■ **Given request**: The entries below should be quoted exactly, with no pictures carried over.
--- start of Provided records ---
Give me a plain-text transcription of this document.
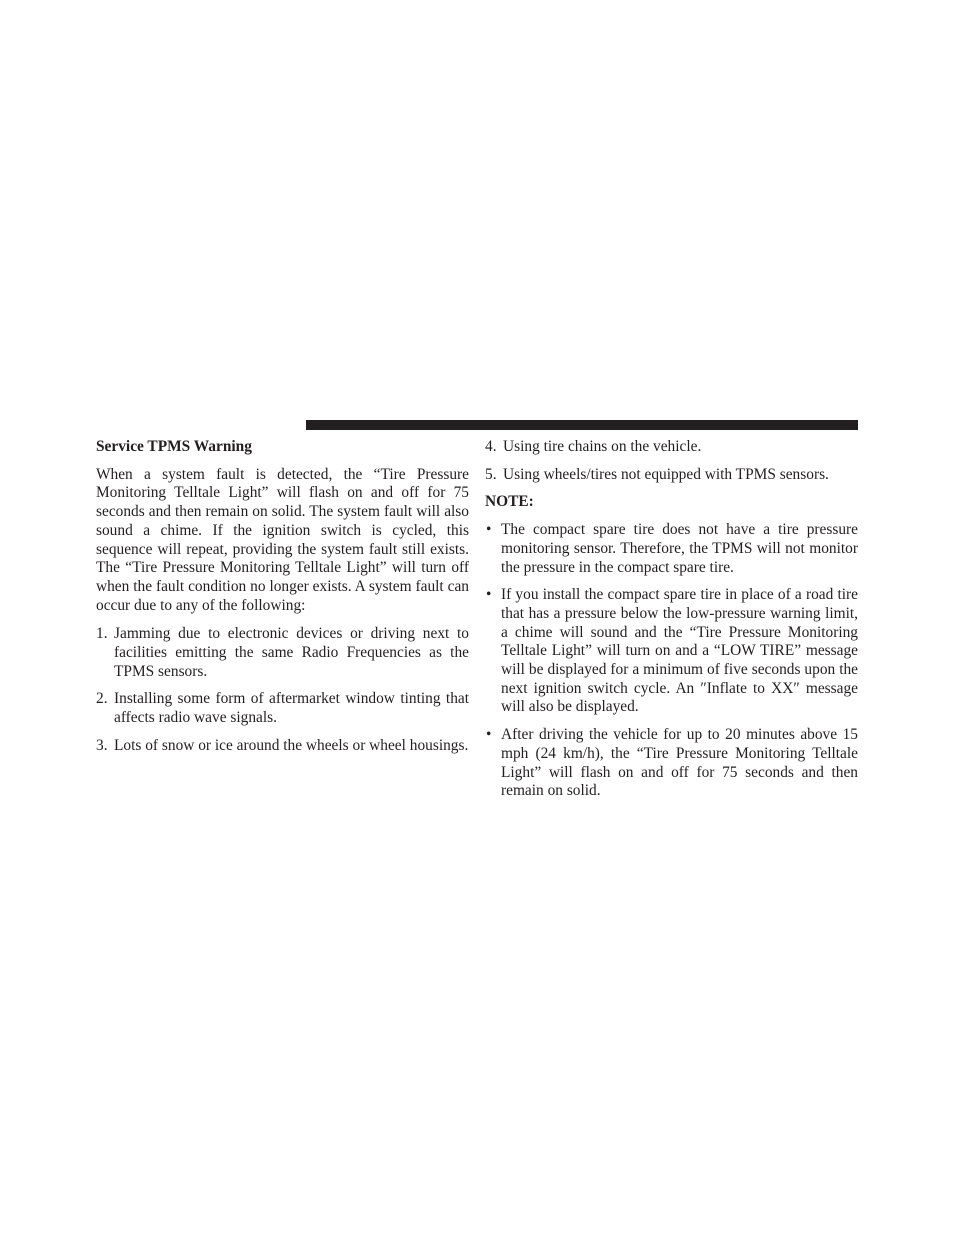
Service TPMS Warning

When a system fault is detected, the “Tire Pressure Monitoring Telltale Light” will flash on and off for 75 seconds and then remain on solid. The system fault will also sound a chime. If the ignition switch is cycled, this sequence will repeat, providing the system fault still exists. The “Tire Pressure Monitoring Telltale Light” will turn off when the fault condition no longer exists. A system fault can occur due to any of the following:

1. Jamming due to electronic devices or driving next to facilities emitting the same Radio Frequencies as the TPMS sensors.
2. Installing some form of aftermarket window tinting that affects radio wave signals.
3. Lots of snow or ice around the wheels or wheel housings.
4. Using tire chains on the vehicle.
5. Using wheels/tires not equipped with TPMS sensors.
NOTE:
• The compact spare tire does not have a tire pressure monitoring sensor. Therefore, the TPMS will not monitor the pressure in the compact spare tire.
• If you install the compact spare tire in place of a road tire that has a pressure below the low-pressure warning limit, a chime will sound and the “Tire Pressure Monitoring Telltale Light” will turn on and a “LOW TIRE” message will be displayed for a minimum of five seconds upon the next ignition switch cycle. An ″Inflate to XX″ message will also be displayed.
• After driving the vehicle for up to 20 minutes above 15 mph (24 km/h), the “Tire Pressure Monitoring Telltale Light” will flash on and off for 75 seconds and then remain on solid.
--- end of Provided records ---
■ **Final result**:
Give me a plain-text transcription of this document.
Service TPMS Warning

When a system fault is detected, the “Tire Pressure Monitoring Telltale Light” will flash on and off for 75 seconds and then remain on solid. The system fault will also sound a chime. If the ignition switch is cycled, this sequence will repeat, providing the system fault still exists. The “Tire Pressure Monitoring Telltale Light” will turn off when the fault condition no longer exists. A system fault can occur due to any of the following:

1. Jamming due to electronic devices or driving next to facilities emitting the same Radio Frequencies as the TPMS sensors.
2. Installing some form of aftermarket window tinting that affects radio wave signals.
3. Lots of snow or ice around the wheels or wheel housings.
4. Using tire chains on the vehicle.
5. Using wheels/tires not equipped with TPMS sensors.
NOTE:
• The compact spare tire does not have a tire pressure monitoring sensor. Therefore, the TPMS will not monitor the pressure in the compact spare tire.
• If you install the compact spare tire in place of a road tire that has a pressure below the low-pressure warning limit, a chime will sound and the “Tire Pressure Monitoring Telltale Light” will turn on and a “LOW TIRE” message will be displayed for a minimum of five seconds upon the next ignition switch cycle. An ″Inflate to XX″ message will also be displayed.
• After driving the vehicle for up to 20 minutes above 15 mph (24 km/h), the “Tire Pressure Monitoring Telltale Light” will flash on and off for 75 seconds and then remain on solid.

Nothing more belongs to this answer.